** BEGIN **

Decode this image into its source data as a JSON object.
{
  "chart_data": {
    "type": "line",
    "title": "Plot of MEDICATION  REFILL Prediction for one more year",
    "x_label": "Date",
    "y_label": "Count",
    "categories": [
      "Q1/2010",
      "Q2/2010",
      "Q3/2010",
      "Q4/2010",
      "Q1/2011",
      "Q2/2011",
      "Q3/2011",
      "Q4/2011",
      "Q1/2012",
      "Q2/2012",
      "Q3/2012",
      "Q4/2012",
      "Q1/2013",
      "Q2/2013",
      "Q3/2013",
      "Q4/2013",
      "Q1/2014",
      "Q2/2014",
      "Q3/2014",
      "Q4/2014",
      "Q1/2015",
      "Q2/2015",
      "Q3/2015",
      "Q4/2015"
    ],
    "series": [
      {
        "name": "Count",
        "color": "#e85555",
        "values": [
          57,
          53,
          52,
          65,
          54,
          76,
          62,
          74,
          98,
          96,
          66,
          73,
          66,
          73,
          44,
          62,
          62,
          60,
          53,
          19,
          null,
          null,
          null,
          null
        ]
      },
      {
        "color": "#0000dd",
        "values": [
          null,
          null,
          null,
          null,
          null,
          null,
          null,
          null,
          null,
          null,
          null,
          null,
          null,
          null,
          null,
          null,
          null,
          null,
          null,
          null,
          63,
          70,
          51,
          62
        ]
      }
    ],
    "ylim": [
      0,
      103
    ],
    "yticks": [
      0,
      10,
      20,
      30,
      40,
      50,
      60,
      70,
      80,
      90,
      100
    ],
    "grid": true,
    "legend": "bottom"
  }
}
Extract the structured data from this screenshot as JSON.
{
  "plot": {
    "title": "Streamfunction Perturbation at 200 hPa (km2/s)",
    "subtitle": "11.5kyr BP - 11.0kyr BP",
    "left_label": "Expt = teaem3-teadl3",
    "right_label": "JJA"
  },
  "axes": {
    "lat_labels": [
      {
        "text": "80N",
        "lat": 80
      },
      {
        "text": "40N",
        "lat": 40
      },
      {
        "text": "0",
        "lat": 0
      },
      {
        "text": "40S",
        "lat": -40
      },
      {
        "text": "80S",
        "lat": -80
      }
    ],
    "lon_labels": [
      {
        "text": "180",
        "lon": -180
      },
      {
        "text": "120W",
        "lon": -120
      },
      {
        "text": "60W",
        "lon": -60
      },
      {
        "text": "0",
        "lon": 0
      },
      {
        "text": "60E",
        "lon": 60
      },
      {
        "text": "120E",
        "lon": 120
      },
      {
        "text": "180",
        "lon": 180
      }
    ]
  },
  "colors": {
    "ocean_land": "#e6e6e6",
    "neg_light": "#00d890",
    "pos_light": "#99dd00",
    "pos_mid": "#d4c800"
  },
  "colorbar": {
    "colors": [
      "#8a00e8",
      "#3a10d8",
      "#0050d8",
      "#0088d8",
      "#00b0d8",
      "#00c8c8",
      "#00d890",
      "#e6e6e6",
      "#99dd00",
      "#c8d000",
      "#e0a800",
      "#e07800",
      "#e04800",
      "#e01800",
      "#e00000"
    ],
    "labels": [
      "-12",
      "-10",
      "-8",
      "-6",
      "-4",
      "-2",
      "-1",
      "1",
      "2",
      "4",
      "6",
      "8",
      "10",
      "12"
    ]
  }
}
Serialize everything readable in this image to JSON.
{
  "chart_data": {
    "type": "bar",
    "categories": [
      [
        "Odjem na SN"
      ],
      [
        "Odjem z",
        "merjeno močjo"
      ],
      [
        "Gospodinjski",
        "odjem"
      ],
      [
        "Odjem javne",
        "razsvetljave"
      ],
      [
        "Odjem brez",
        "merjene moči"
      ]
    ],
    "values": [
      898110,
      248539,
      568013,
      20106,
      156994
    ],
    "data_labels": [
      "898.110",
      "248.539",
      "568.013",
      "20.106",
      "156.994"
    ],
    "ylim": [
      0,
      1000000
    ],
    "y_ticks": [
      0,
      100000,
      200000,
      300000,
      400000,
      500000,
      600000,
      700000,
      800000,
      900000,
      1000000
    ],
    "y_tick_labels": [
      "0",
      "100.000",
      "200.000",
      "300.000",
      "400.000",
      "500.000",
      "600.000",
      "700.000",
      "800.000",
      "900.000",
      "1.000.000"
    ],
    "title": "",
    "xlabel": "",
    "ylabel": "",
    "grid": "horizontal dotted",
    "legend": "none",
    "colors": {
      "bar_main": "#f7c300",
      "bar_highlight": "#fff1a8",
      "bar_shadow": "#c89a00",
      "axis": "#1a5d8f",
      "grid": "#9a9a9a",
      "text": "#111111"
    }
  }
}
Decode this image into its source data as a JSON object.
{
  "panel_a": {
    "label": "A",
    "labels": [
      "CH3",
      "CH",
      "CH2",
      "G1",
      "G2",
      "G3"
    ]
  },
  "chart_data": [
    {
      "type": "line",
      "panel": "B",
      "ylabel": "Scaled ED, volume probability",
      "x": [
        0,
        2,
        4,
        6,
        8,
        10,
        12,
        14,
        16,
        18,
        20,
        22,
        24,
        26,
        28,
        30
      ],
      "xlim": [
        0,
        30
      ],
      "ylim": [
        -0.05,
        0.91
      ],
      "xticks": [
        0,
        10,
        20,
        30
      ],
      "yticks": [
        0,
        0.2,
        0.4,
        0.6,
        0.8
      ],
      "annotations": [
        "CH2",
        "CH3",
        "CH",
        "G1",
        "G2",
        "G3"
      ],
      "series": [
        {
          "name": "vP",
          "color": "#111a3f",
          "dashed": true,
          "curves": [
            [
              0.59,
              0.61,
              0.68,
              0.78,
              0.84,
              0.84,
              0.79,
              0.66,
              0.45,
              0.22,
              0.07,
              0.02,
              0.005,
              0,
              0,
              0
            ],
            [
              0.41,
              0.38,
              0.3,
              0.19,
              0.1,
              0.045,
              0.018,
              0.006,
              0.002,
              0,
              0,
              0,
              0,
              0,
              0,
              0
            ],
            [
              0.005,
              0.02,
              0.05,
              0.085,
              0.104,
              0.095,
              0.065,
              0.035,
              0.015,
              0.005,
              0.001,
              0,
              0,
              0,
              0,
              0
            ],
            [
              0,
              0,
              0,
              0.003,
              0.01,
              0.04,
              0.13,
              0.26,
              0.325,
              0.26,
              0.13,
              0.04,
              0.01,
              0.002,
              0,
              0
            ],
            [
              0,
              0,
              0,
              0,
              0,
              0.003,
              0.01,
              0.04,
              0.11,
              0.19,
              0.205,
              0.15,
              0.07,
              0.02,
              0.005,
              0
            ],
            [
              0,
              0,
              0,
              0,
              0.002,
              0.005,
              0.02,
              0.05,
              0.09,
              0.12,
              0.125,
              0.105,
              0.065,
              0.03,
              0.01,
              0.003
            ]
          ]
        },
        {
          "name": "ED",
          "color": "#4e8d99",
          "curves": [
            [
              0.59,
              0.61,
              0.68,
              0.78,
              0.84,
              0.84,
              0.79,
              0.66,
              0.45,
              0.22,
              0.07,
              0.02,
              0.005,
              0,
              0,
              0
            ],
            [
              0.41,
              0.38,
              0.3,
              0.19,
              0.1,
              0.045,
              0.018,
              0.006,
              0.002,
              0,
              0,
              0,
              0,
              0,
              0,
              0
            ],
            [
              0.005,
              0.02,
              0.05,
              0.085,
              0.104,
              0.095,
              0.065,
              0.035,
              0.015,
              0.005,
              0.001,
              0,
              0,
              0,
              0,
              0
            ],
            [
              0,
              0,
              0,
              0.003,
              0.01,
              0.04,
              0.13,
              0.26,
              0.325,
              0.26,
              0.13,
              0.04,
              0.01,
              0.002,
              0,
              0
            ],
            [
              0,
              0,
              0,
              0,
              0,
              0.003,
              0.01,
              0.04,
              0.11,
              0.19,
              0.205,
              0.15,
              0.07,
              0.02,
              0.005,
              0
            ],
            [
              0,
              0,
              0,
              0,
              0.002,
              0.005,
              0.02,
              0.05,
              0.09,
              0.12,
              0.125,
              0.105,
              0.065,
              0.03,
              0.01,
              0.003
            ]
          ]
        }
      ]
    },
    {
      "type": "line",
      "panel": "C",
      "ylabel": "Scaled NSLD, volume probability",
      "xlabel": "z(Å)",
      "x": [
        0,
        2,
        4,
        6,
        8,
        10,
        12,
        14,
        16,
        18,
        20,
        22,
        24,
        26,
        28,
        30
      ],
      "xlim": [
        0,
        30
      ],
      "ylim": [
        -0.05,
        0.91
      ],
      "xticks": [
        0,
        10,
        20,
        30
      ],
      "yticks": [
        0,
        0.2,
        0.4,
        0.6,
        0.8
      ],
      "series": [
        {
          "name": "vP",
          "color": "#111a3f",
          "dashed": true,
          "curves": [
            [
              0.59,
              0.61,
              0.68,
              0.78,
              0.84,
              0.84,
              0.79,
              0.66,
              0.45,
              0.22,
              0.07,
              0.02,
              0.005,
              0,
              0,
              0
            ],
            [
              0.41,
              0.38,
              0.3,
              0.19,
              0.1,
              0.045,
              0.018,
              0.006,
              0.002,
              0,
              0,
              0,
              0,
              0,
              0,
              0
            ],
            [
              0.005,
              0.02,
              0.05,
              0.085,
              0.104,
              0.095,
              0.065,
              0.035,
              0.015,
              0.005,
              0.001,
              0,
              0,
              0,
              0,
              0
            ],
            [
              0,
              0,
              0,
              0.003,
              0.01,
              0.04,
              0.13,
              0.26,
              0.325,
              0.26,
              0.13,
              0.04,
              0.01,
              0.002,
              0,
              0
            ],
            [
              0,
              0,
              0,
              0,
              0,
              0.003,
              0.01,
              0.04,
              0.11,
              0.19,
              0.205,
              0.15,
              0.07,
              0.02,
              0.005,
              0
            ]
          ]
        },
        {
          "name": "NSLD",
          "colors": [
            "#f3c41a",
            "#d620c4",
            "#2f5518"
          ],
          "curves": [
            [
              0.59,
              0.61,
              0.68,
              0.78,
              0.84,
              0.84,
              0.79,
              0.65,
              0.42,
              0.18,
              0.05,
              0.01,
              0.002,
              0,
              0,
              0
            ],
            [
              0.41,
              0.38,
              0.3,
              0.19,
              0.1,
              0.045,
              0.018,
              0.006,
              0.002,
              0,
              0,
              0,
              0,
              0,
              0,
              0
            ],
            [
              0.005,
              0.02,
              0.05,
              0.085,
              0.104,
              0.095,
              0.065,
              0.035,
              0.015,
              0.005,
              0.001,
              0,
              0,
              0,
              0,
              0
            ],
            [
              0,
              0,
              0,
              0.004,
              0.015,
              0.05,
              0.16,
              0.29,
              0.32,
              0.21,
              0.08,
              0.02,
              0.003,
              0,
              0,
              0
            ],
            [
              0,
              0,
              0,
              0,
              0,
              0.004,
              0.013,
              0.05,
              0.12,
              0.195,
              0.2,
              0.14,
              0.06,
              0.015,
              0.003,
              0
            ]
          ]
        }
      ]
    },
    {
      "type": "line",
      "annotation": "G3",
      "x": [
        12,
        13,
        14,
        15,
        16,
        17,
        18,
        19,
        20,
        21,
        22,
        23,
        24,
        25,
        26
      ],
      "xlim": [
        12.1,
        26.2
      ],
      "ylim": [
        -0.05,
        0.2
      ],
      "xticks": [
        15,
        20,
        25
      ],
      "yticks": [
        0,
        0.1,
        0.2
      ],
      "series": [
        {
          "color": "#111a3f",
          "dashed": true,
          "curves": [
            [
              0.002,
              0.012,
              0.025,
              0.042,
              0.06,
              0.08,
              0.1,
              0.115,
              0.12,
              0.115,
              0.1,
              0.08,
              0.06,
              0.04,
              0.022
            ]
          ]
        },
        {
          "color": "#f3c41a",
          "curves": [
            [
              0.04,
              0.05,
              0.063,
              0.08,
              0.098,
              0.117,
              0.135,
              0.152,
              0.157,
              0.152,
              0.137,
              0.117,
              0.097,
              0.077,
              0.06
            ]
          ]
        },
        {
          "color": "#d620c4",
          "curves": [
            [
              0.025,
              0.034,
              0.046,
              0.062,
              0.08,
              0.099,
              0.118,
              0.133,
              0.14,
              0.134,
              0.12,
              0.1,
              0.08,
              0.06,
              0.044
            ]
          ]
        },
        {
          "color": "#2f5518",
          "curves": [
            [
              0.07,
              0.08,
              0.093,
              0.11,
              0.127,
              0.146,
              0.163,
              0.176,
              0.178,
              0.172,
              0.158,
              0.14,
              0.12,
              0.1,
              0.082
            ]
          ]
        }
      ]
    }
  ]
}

** END **

Given problem
From the listing above, pick out every line containing "probability".

Solution for this task
      "ylabel": "Scaled ED, volume probability",
      "ylabel": "Scaled NSLD, volume probability",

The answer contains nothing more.